▶ **Problem requirements**: Omit every picture, then give all the entries again exactly.

◆ ◆ ◆

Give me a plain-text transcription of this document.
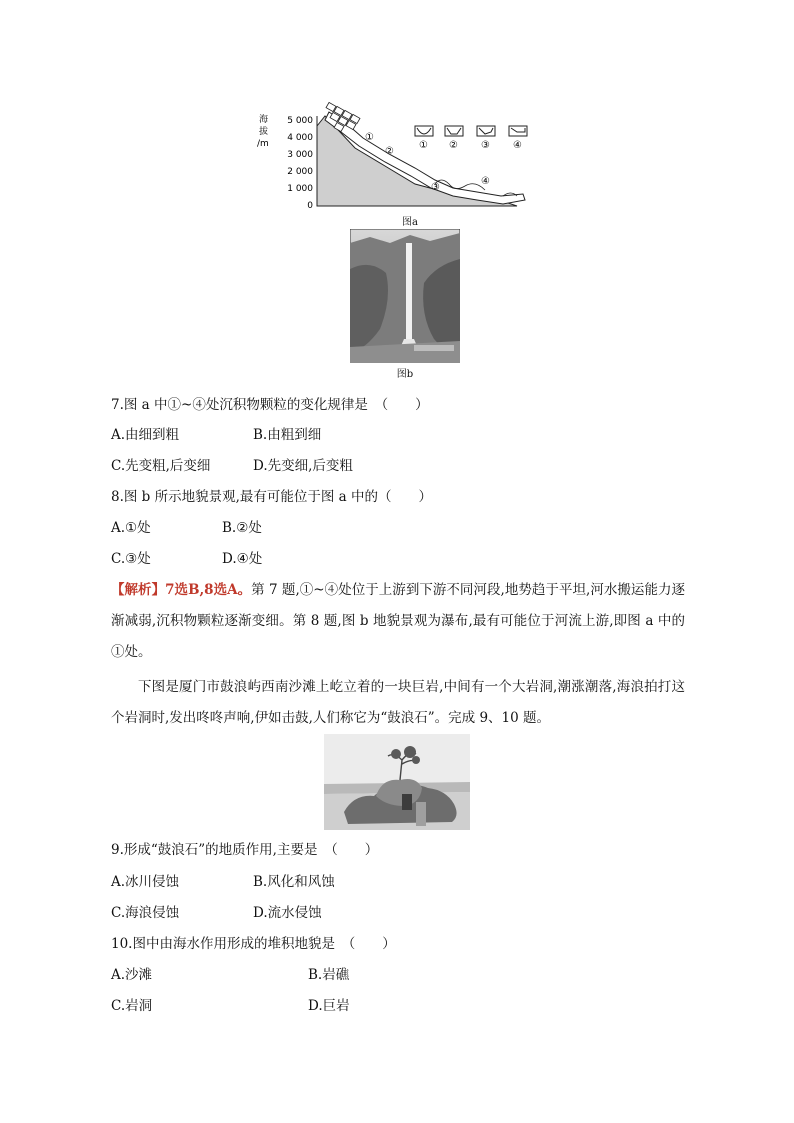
海
拔
/m
5 000
4 000
3 000
2 000
1 000
0
①
②
③
④
① ② ③ ④
图a
图b
7.图 a 中①~④处沉积物颗粒的变化规律是　（　　）
A.由细到粗	B.由粗到细
C.先变粗,后变细	D.先变细,后变粗
8.图 b 所示地貌景观,最有可能位于图 a 中的（　　）
A.①处	B.②处
C.③处	D.④处
【解析】7选B,8选A。第 7 题,①~④处位于上游到下游不同河段,地势趋于平坦,河水搬运能力逐渐减弱,沉积物颗粒逐渐变细。第 8 题,图 b 地貌景观为瀑布,最有可能位于河流上游,即图 a 中的①处。
下图是厦门市鼓浪屿西南沙滩上屹立着的一块巨岩,中间有一个大岩洞,潮涨潮落,海浪拍打这个岩洞时,发出咚咚声响,伊如击鼓,人们称它为“鼓浪石”。完成 9、10 题。
9.形成“鼓浪石”的地质作用,主要是　（　　）
A.冰川侵蚀	B.风化和风蚀
C.海浪侵蚀	D.流水侵蚀
10.图中由海水作用形成的堆积地貌是　（　　）
A.沙滩	B.岩礁
C.岩洞	D.巨岩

◆ ◆ ◆

▶ **Exercise answer**:
Give me a plain-text transcription of this document.
海
拔
/m
5 000
4 000
3 000
2 000
1 000
0
①
②
③
④
① ② ③ ④
图a
图b
7.图 a 中①~④处沉积物颗粒的变化规律是　（　　）
A.由细到粗	B.由粗到细
C.先变粗,后变细	D.先变细,后变粗
8.图 b 所示地貌景观,最有可能位于图 a 中的（　　）
A.①处	B.②处
C.③处	D.④处
【解析】7选B,8选A。第 7 题,①~④处位于上游到下游不同河段,地势趋于平坦,河水搬运能力逐渐减弱,沉积物颗粒逐渐变细。第 8 题,图 b 地貌景观为瀑布,最有可能位于河流上游,即图 a 中的①处。
下图是厦门市鼓浪屿西南沙滩上屹立着的一块巨岩,中间有一个大岩洞,潮涨潮落,海浪拍打这个岩洞时,发出咚咚声响,伊如击鼓,人们称它为“鼓浪石”。完成 9、10 题。
9.形成“鼓浪石”的地质作用,主要是　（　　）
A.冰川侵蚀	B.风化和风蚀
C.海浪侵蚀	D.流水侵蚀
10.图中由海水作用形成的堆积地貌是　（　　）
A.沙滩	B.岩礁
C.岩洞	D.巨岩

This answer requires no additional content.